What needs to be done :: Track down every line below that holds "TradingView" and copy it.

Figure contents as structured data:
[start]

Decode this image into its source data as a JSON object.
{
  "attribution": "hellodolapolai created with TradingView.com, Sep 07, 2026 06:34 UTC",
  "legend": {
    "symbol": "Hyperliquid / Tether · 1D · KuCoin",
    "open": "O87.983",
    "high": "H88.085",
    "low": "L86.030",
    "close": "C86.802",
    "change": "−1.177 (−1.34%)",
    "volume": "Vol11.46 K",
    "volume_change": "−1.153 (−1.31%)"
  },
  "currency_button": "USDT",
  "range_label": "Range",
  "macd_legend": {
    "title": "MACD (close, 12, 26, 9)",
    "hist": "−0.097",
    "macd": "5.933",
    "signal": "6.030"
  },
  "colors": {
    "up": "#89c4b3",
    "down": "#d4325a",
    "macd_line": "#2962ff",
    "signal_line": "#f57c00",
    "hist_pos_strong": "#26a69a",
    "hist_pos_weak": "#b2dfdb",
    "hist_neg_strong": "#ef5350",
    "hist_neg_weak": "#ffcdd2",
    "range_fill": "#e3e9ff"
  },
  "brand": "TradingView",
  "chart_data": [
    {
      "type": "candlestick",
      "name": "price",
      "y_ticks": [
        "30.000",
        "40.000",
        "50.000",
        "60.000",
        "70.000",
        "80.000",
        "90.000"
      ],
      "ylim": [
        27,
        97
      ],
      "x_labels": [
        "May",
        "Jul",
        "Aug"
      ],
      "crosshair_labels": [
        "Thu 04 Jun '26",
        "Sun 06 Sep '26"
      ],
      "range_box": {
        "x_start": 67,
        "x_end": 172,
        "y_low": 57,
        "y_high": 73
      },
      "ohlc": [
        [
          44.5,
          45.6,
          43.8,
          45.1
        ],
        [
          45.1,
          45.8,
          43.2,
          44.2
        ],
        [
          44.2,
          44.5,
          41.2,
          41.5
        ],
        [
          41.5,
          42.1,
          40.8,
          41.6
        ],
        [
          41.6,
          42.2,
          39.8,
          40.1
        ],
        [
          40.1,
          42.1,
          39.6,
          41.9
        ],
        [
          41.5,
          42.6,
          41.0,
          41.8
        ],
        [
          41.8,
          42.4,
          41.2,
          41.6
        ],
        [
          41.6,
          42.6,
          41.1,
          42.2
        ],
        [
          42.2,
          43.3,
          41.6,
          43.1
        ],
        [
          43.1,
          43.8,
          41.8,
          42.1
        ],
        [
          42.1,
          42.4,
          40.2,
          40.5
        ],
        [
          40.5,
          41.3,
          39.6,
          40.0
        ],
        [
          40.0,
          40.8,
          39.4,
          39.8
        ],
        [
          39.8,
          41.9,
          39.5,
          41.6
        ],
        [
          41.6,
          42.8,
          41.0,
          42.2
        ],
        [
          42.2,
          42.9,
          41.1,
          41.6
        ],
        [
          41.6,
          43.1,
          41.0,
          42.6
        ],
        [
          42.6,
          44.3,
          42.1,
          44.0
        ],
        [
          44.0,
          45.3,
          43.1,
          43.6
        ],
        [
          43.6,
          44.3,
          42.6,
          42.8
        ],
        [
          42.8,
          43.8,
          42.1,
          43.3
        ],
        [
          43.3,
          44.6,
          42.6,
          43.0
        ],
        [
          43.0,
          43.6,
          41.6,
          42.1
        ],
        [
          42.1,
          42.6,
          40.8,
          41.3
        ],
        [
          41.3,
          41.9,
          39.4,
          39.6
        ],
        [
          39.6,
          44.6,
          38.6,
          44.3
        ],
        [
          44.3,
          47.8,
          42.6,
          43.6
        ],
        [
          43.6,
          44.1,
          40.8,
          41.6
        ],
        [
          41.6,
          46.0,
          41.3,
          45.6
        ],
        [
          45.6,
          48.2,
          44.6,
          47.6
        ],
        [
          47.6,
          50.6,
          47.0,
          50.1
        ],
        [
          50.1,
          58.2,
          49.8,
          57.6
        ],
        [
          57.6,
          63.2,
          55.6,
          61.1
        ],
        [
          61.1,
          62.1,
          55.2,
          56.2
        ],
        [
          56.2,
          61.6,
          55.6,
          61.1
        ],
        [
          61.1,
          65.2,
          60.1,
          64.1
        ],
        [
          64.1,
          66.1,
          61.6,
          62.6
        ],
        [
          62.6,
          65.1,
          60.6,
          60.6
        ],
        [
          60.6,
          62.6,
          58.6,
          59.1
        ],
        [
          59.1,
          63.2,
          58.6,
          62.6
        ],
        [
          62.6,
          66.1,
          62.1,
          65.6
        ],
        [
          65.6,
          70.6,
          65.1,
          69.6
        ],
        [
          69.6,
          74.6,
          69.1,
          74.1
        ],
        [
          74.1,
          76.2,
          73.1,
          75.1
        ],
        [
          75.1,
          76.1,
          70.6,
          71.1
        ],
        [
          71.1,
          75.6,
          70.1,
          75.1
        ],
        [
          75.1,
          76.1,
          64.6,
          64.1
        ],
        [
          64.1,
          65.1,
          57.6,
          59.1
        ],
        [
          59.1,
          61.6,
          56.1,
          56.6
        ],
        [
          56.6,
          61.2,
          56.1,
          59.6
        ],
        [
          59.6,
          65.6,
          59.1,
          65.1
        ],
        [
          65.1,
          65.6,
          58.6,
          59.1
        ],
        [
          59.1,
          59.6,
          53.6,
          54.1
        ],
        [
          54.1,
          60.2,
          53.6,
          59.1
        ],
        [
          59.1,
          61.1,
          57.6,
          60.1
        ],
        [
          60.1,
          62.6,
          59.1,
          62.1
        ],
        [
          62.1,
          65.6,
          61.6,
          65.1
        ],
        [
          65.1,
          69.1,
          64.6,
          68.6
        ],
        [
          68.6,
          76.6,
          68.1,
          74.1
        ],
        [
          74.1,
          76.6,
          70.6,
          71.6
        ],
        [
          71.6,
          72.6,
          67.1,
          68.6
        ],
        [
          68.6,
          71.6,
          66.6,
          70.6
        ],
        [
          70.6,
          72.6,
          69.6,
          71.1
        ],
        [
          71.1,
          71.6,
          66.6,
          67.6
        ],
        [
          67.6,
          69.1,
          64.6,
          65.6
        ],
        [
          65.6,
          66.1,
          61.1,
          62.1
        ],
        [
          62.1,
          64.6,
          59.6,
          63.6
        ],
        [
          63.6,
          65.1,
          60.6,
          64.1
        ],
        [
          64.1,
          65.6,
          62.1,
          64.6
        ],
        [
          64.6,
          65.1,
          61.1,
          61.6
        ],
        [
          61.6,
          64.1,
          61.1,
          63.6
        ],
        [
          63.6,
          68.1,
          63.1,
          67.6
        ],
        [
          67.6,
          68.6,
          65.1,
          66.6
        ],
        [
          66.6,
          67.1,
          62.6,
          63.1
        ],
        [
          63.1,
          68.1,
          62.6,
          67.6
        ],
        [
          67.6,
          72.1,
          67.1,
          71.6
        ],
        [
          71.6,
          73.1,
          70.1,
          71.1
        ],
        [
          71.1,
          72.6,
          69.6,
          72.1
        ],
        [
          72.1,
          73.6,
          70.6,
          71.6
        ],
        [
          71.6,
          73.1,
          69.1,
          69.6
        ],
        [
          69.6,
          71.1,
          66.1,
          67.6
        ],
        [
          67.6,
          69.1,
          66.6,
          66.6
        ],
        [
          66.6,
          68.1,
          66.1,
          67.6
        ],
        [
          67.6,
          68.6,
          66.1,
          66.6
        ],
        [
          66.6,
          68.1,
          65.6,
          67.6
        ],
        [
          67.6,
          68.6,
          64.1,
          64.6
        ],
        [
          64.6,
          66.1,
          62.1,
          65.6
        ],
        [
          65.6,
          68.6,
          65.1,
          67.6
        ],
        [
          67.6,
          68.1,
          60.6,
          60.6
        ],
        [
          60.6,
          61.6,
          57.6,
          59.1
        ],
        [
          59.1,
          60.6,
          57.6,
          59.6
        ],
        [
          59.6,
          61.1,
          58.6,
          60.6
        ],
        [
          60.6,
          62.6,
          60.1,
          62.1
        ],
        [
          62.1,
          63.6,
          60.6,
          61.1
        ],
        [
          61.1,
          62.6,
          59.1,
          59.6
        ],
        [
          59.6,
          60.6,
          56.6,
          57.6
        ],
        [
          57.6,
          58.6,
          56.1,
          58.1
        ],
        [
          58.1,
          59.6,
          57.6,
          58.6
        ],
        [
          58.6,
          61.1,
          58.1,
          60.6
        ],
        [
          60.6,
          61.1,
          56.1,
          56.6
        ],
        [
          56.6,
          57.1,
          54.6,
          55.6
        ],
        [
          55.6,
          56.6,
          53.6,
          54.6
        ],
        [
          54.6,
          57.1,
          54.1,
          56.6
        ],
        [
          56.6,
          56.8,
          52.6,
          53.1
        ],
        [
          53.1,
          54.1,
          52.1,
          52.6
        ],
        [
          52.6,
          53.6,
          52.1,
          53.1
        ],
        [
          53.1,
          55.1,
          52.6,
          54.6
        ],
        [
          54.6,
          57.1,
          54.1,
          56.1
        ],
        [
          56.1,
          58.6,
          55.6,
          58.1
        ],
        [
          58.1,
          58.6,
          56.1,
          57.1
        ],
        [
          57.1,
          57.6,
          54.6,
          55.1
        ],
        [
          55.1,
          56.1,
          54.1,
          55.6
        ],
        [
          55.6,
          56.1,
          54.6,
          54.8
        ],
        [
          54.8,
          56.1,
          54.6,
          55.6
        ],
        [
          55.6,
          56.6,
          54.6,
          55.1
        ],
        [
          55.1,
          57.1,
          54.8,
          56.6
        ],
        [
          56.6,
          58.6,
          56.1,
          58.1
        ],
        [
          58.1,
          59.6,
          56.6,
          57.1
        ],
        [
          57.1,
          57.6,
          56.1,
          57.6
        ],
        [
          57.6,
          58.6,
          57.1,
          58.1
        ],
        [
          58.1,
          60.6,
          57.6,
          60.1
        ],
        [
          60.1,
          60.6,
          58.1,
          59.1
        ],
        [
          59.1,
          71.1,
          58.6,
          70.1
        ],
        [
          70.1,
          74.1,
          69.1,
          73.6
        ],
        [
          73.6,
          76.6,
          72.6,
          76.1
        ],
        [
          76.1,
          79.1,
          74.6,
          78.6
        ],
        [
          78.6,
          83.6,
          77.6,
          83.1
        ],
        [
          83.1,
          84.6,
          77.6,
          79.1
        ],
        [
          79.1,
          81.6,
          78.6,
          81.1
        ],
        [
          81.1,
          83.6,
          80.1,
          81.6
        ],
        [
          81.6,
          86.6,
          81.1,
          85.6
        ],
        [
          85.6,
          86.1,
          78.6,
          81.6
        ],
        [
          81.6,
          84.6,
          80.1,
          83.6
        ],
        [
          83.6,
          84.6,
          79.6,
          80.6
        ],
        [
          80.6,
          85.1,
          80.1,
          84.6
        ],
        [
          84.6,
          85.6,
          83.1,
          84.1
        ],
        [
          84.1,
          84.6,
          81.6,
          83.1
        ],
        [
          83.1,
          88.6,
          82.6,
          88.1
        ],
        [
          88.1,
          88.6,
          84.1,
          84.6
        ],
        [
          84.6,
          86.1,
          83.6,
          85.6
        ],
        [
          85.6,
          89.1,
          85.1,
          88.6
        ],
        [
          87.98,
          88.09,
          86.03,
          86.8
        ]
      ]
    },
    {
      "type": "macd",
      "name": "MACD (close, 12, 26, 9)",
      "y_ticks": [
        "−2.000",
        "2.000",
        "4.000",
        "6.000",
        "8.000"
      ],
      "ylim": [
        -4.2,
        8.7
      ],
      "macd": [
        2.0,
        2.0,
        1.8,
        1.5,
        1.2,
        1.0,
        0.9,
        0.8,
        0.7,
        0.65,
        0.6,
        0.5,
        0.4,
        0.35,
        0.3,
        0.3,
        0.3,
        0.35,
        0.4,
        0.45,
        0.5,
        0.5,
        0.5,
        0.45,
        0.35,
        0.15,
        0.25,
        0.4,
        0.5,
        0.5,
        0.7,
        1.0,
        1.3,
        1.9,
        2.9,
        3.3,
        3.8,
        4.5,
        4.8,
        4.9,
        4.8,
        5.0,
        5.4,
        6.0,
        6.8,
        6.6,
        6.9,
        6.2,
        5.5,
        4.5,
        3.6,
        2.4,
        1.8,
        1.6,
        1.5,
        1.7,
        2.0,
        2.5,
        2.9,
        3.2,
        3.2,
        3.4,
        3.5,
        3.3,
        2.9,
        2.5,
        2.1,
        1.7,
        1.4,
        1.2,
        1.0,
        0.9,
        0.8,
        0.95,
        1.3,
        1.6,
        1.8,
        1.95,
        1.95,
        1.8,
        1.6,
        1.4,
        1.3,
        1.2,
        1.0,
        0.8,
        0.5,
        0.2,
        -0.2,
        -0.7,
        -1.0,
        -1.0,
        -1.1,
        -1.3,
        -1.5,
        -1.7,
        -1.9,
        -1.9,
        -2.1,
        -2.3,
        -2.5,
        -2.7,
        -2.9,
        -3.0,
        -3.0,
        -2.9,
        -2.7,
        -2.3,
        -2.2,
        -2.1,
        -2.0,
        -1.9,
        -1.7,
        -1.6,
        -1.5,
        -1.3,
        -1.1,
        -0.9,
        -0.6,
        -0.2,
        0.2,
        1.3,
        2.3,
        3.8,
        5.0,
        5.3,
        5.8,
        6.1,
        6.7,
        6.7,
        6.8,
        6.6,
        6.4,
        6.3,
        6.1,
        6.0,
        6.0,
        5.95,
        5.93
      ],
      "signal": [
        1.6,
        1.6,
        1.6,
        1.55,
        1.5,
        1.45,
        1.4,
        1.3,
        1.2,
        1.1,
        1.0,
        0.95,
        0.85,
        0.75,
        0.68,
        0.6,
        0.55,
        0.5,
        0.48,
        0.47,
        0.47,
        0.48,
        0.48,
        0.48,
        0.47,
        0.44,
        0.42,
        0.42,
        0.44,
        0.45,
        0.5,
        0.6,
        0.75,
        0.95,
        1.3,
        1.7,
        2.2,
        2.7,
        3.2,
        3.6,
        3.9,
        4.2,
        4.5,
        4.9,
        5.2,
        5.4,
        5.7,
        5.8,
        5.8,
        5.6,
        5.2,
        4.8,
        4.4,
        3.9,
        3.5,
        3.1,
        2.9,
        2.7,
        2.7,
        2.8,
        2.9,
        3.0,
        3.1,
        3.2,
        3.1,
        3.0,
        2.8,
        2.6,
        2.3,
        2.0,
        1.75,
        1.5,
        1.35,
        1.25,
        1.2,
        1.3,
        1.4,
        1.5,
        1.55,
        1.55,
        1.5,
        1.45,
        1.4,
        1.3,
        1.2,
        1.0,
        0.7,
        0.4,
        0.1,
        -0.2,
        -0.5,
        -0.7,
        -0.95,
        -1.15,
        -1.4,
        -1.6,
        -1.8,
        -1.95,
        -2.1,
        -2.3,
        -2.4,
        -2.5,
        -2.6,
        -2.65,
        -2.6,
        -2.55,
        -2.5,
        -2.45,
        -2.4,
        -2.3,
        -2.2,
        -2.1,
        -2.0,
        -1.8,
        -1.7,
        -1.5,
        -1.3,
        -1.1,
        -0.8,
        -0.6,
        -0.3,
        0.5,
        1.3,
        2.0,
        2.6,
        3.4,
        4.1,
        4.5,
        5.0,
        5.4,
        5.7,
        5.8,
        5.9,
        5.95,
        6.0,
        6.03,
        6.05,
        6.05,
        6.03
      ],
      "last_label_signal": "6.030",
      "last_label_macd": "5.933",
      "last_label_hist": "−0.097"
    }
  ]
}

[end]

Solution to the problem ::
  "attribution": "hellodolapolai created with TradingView.com, Sep 07, 2026 06:34 UTC",
  "brand": "TradingView",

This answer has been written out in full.